**Entries**:
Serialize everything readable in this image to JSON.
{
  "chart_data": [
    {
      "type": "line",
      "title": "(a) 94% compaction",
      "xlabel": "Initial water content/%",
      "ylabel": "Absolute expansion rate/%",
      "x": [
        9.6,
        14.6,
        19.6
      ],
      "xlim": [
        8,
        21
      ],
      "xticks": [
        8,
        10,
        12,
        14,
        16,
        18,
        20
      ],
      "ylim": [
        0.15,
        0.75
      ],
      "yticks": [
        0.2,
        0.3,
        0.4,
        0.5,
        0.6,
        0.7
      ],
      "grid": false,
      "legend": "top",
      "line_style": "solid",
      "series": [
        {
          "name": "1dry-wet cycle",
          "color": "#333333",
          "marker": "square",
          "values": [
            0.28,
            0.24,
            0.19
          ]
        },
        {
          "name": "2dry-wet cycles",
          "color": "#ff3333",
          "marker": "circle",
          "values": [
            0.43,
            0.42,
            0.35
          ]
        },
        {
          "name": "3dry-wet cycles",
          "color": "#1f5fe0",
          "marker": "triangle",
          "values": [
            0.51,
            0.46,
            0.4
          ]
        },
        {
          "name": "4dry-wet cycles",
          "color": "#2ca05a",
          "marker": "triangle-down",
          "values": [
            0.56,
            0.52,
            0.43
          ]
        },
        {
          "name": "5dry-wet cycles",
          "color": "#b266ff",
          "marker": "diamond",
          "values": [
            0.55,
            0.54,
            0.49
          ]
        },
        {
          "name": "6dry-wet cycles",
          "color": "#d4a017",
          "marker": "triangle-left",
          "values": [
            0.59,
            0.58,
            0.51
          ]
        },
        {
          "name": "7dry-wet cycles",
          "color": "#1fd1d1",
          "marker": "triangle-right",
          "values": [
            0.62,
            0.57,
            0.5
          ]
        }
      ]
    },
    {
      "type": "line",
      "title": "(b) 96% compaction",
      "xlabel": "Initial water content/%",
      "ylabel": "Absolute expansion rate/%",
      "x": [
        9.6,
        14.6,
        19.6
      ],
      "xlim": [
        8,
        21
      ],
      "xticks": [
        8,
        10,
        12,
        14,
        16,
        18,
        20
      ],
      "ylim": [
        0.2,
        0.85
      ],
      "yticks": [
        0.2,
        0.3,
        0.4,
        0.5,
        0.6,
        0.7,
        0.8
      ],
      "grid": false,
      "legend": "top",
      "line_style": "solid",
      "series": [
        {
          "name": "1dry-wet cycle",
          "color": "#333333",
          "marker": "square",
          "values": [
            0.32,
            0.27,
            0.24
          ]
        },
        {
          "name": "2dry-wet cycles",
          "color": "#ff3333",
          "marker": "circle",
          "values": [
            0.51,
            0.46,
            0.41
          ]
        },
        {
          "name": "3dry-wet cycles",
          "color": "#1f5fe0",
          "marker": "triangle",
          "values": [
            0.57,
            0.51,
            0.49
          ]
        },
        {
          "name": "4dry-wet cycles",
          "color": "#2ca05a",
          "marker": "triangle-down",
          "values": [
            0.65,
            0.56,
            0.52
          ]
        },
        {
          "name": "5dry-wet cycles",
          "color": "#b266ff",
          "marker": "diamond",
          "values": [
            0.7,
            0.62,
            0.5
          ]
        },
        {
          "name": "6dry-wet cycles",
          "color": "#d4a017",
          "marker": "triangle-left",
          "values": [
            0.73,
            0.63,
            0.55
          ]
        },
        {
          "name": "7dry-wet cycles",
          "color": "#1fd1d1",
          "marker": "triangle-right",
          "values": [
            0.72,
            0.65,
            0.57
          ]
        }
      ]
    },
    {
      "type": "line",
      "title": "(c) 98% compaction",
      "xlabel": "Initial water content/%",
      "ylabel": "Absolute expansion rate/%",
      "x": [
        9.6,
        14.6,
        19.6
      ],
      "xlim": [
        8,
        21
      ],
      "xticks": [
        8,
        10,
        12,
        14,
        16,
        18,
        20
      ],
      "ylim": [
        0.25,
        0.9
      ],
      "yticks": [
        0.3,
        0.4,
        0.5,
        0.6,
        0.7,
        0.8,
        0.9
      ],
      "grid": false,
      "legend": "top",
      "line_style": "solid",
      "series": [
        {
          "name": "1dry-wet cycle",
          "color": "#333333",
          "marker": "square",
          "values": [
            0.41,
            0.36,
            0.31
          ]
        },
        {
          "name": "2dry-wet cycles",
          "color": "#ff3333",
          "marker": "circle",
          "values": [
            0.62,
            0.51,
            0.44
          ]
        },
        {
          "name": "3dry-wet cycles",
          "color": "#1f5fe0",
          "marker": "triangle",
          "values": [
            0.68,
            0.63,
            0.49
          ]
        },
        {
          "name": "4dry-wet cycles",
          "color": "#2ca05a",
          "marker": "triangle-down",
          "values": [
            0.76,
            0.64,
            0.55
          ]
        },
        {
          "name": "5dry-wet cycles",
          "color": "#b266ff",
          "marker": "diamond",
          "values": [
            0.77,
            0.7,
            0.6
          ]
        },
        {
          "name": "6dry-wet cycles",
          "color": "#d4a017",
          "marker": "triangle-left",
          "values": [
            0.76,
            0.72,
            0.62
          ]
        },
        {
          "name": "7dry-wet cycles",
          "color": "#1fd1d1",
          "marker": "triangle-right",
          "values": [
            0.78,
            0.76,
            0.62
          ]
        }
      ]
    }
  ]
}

**Problem statement**: Faithfully reproduce all of the records, character for character.

**The reply**:
Serialize everything readable in this image to JSON.
{
  "chart_data": [
    {
      "type": "line",
      "title": "(a) 94% compaction",
      "xlabel": "Initial water content/%",
      "ylabel": "Absolute expansion rate/%",
      "x": [
        9.6,
        14.6,
        19.6
      ],
      "xlim": [
        8,
        21
      ],
      "xticks": [
        8,
        10,
        12,
        14,
        16,
        18,
        20
      ],
      "ylim": [
        0.15,
        0.75
      ],
      "yticks": [
        0.2,
        0.3,
        0.4,
        0.5,
        0.6,
        0.7
      ],
      "grid": false,
      "legend": "top",
      "line_style": "solid",
      "series": [
        {
          "name": "1dry-wet cycle",
          "color": "#333333",
          "marker": "square",
          "values": [
            0.28,
            0.24,
            0.19
          ]
        },
        {
          "name": "2dry-wet cycles",
          "color": "#ff3333",
          "marker": "circle",
          "values": [
            0.43,
            0.42,
            0.35
          ]
        },
        {
          "name": "3dry-wet cycles",
          "color": "#1f5fe0",
          "marker": "triangle",
          "values": [
            0.51,
            0.46,
            0.4
          ]
        },
        {
          "name": "4dry-wet cycles",
          "color": "#2ca05a",
          "marker": "triangle-down",
          "values": [
            0.56,
            0.52,
            0.43
          ]
        },
        {
          "name": "5dry-wet cycles",
          "color": "#b266ff",
          "marker": "diamond",
          "values": [
            0.55,
            0.54,
            0.49
          ]
        },
        {
          "name": "6dry-wet cycles",
          "color": "#d4a017",
          "marker": "triangle-left",
          "values": [
            0.59,
            0.58,
            0.51
          ]
        },
        {
          "name": "7dry-wet cycles",
          "color": "#1fd1d1",
          "marker": "triangle-right",
          "values": [
            0.62,
            0.57,
            0.5
          ]
        }
      ]
    },
    {
      "type": "line",
      "title": "(b) 96% compaction",
      "xlabel": "Initial water content/%",
      "ylabel": "Absolute expansion rate/%",
      "x": [
        9.6,
        14.6,
        19.6
      ],
      "xlim": [
        8,
        21
      ],
      "xticks": [
        8,
        10,
        12,
        14,
        16,
        18,
        20
      ],
      "ylim": [
        0.2,
        0.85
      ],
      "yticks": [
        0.2,
        0.3,
        0.4,
        0.5,
        0.6,
        0.7,
        0.8
      ],
      "grid": false,
      "legend": "top",
      "line_style": "solid",
      "series": [
        {
          "name": "1dry-wet cycle",
          "color": "#333333",
          "marker": "square",
          "values": [
            0.32,
            0.27,
            0.24
          ]
        },
        {
          "name": "2dry-wet cycles",
          "color": "#ff3333",
          "marker": "circle",
          "values": [
            0.51,
            0.46,
            0.41
          ]
        },
        {
          "name": "3dry-wet cycles",
          "color": "#1f5fe0",
          "marker": "triangle",
          "values": [
            0.57,
            0.51,
            0.49
          ]
        },
        {
          "name": "4dry-wet cycles",
          "color": "#2ca05a",
          "marker": "triangle-down",
          "values": [
            0.65,
            0.56,
            0.52
          ]
        },
        {
          "name": "5dry-wet cycles",
          "color": "#b266ff",
          "marker": "diamond",
          "values": [
            0.7,
            0.62,
            0.5
          ]
        },
        {
          "name": "6dry-wet cycles",
          "color": "#d4a017",
          "marker": "triangle-left",
          "values": [
            0.73,
            0.63,
            0.55
          ]
        },
        {
          "name": "7dry-wet cycles",
          "color": "#1fd1d1",
          "marker": "triangle-right",
          "values": [
            0.72,
            0.65,
            0.57
          ]
        }
      ]
    },
    {
      "type": "line",
      "title": "(c) 98% compaction",
      "xlabel": "Initial water content/%",
      "ylabel": "Absolute expansion rate/%",
      "x": [
        9.6,
        14.6,
        19.6
      ],
      "xlim": [
        8,
        21
      ],
      "xticks": [
        8,
        10,
        12,
        14,
        16,
        18,
        20
      ],
      "ylim": [
        0.25,
        0.9
      ],
      "yticks": [
        0.3,
        0.4,
        0.5,
        0.6,
        0.7,
        0.8,
        0.9
      ],
      "grid": false,
      "legend": "top",
      "line_style": "solid",
      "series": [
        {
          "name": "1dry-wet cycle",
          "color": "#333333",
          "marker": "square",
          "values": [
            0.41,
            0.36,
            0.31
          ]
        },
        {
          "name": "2dry-wet cycles",
          "color": "#ff3333",
          "marker": "circle",
          "values": [
            0.62,
            0.51,
            0.44
          ]
        },
        {
          "name": "3dry-wet cycles",
          "color": "#1f5fe0",
          "marker": "triangle",
          "values": [
            0.68,
            0.63,
            0.49
          ]
        },
        {
          "name": "4dry-wet cycles",
          "color": "#2ca05a",
          "marker": "triangle-down",
          "values": [
            0.76,
            0.64,
            0.55
          ]
        },
        {
          "name": "5dry-wet cycles",
          "color": "#b266ff",
          "marker": "diamond",
          "values": [
            0.77,
            0.7,
            0.6
          ]
        },
        {
          "name": "6dry-wet cycles",
          "color": "#d4a017",
          "marker": "triangle-left",
          "values": [
            0.76,
            0.72,
            0.62
          ]
        },
        {
          "name": "7dry-wet cycles",
          "color": "#1fd1d1",
          "marker": "triangle-right",
          "values": [
            0.78,
            0.76,
            0.62
          ]
        }
      ]
    }
  ]
}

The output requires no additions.